Rows from a dataset
================================
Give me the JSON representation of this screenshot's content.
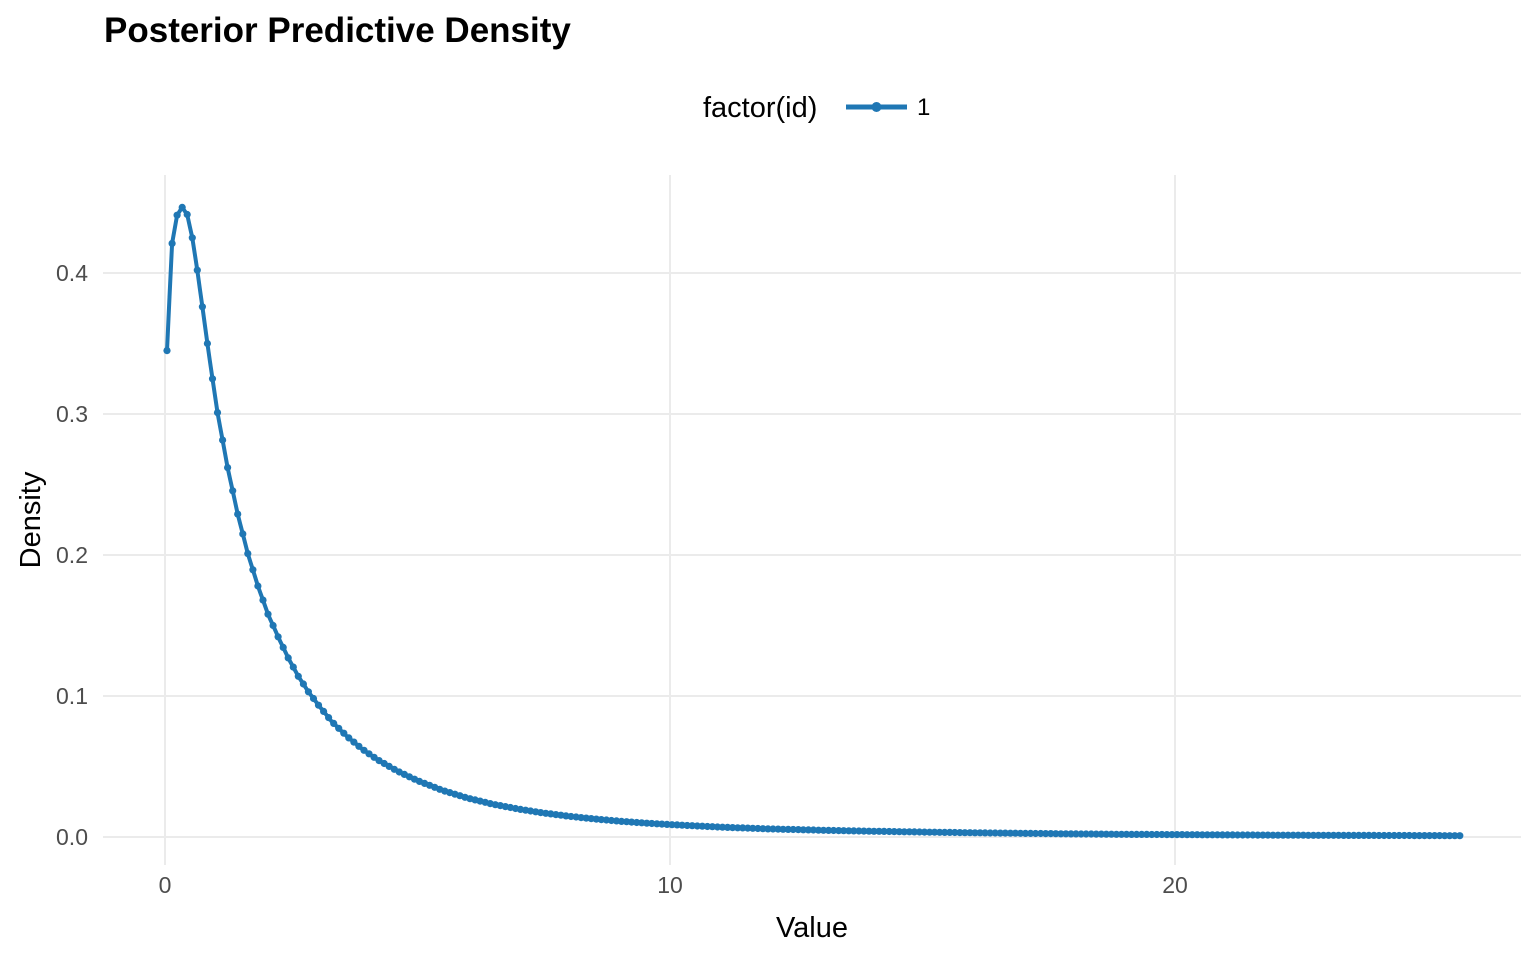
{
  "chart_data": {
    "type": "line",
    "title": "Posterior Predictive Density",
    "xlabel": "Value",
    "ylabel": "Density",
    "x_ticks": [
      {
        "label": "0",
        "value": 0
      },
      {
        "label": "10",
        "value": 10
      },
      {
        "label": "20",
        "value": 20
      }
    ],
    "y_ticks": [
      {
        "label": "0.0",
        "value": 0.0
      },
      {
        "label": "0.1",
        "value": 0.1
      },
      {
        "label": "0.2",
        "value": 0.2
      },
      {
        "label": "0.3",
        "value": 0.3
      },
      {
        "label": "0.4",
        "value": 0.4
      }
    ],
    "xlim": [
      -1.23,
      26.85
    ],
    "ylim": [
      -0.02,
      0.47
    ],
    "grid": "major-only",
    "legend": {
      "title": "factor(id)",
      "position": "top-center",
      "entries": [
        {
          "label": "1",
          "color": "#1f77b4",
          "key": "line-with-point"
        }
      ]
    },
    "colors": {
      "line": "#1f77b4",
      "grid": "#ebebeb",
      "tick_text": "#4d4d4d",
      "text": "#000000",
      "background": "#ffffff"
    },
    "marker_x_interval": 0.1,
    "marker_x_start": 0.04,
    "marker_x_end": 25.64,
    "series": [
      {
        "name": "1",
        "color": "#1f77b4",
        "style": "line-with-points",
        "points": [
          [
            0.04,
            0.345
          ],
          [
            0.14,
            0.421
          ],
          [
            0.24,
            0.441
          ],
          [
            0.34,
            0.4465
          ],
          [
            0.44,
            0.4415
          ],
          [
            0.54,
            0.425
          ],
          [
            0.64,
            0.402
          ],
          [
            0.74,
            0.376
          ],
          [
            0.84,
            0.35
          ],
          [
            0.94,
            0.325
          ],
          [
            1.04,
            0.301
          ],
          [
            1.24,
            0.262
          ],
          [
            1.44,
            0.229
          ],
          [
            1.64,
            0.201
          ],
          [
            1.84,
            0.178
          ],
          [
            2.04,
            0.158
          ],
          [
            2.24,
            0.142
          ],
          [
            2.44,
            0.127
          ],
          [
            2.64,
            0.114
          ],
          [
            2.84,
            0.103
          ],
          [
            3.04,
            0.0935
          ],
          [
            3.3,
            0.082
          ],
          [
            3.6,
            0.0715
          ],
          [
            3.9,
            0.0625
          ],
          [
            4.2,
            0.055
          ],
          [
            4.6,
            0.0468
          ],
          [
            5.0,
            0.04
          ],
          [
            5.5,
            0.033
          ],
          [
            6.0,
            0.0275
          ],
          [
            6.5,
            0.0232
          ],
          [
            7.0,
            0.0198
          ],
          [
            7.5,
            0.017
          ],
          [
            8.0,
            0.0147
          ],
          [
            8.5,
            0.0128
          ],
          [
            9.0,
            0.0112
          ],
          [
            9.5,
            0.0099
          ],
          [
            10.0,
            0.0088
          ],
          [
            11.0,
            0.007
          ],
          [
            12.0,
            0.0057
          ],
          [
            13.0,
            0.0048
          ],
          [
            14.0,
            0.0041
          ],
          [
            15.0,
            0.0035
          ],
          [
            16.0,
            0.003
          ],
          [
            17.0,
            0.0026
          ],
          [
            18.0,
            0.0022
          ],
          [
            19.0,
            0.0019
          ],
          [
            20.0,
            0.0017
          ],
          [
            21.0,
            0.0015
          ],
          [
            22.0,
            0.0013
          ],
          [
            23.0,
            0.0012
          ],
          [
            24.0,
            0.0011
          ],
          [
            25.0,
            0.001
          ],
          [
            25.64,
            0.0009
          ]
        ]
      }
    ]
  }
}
================================
* _Work instructions_: Copy every entry word for word, but omit the pictures.

* _Task answer_:
Give me the JSON representation of this screenshot's content.
{
  "chart_data": {
    "type": "line",
    "title": "Posterior Predictive Density",
    "xlabel": "Value",
    "ylabel": "Density",
    "x_ticks": [
      {
        "label": "0",
        "value": 0
      },
      {
        "label": "10",
        "value": 10
      },
      {
        "label": "20",
        "value": 20
      }
    ],
    "y_ticks": [
      {
        "label": "0.0",
        "value": 0.0
      },
      {
        "label": "0.1",
        "value": 0.1
      },
      {
        "label": "0.2",
        "value": 0.2
      },
      {
        "label": "0.3",
        "value": 0.3
      },
      {
        "label": "0.4",
        "value": 0.4
      }
    ],
    "xlim": [
      -1.23,
      26.85
    ],
    "ylim": [
      -0.02,
      0.47
    ],
    "grid": "major-only",
    "legend": {
      "title": "factor(id)",
      "position": "top-center",
      "entries": [
        {
          "label": "1",
          "color": "#1f77b4",
          "key": "line-with-point"
        }
      ]
    },
    "colors": {
      "line": "#1f77b4",
      "grid": "#ebebeb",
      "tick_text": "#4d4d4d",
      "text": "#000000",
      "background": "#ffffff"
    },
    "marker_x_interval": 0.1,
    "marker_x_start": 0.04,
    "marker_x_end": 25.64,
    "series": [
      {
        "name": "1",
        "color": "#1f77b4",
        "style": "line-with-points",
        "points": [
          [
            0.04,
            0.345
          ],
          [
            0.14,
            0.421
          ],
          [
            0.24,
            0.441
          ],
          [
            0.34,
            0.4465
          ],
          [
            0.44,
            0.4415
          ],
          [
            0.54,
            0.425
          ],
          [
            0.64,
            0.402
          ],
          [
            0.74,
            0.376
          ],
          [
            0.84,
            0.35
          ],
          [
            0.94,
            0.325
          ],
          [
            1.04,
            0.301
          ],
          [
            1.24,
            0.262
          ],
          [
            1.44,
            0.229
          ],
          [
            1.64,
            0.201
          ],
          [
            1.84,
            0.178
          ],
          [
            2.04,
            0.158
          ],
          [
            2.24,
            0.142
          ],
          [
            2.44,
            0.127
          ],
          [
            2.64,
            0.114
          ],
          [
            2.84,
            0.103
          ],
          [
            3.04,
            0.0935
          ],
          [
            3.3,
            0.082
          ],
          [
            3.6,
            0.0715
          ],
          [
            3.9,
            0.0625
          ],
          [
            4.2,
            0.055
          ],
          [
            4.6,
            0.0468
          ],
          [
            5.0,
            0.04
          ],
          [
            5.5,
            0.033
          ],
          [
            6.0,
            0.0275
          ],
          [
            6.5,
            0.0232
          ],
          [
            7.0,
            0.0198
          ],
          [
            7.5,
            0.017
          ],
          [
            8.0,
            0.0147
          ],
          [
            8.5,
            0.0128
          ],
          [
            9.0,
            0.0112
          ],
          [
            9.5,
            0.0099
          ],
          [
            10.0,
            0.0088
          ],
          [
            11.0,
            0.007
          ],
          [
            12.0,
            0.0057
          ],
          [
            13.0,
            0.0048
          ],
          [
            14.0,
            0.0041
          ],
          [
            15.0,
            0.0035
          ],
          [
            16.0,
            0.003
          ],
          [
            17.0,
            0.0026
          ],
          [
            18.0,
            0.0022
          ],
          [
            19.0,
            0.0019
          ],
          [
            20.0,
            0.0017
          ],
          [
            21.0,
            0.0015
          ],
          [
            22.0,
            0.0013
          ],
          [
            23.0,
            0.0012
          ],
          [
            24.0,
            0.0011
          ],
          [
            25.0,
            0.001
          ],
          [
            25.64,
            0.0009
          ]
        ]
      }
    ]
  }
}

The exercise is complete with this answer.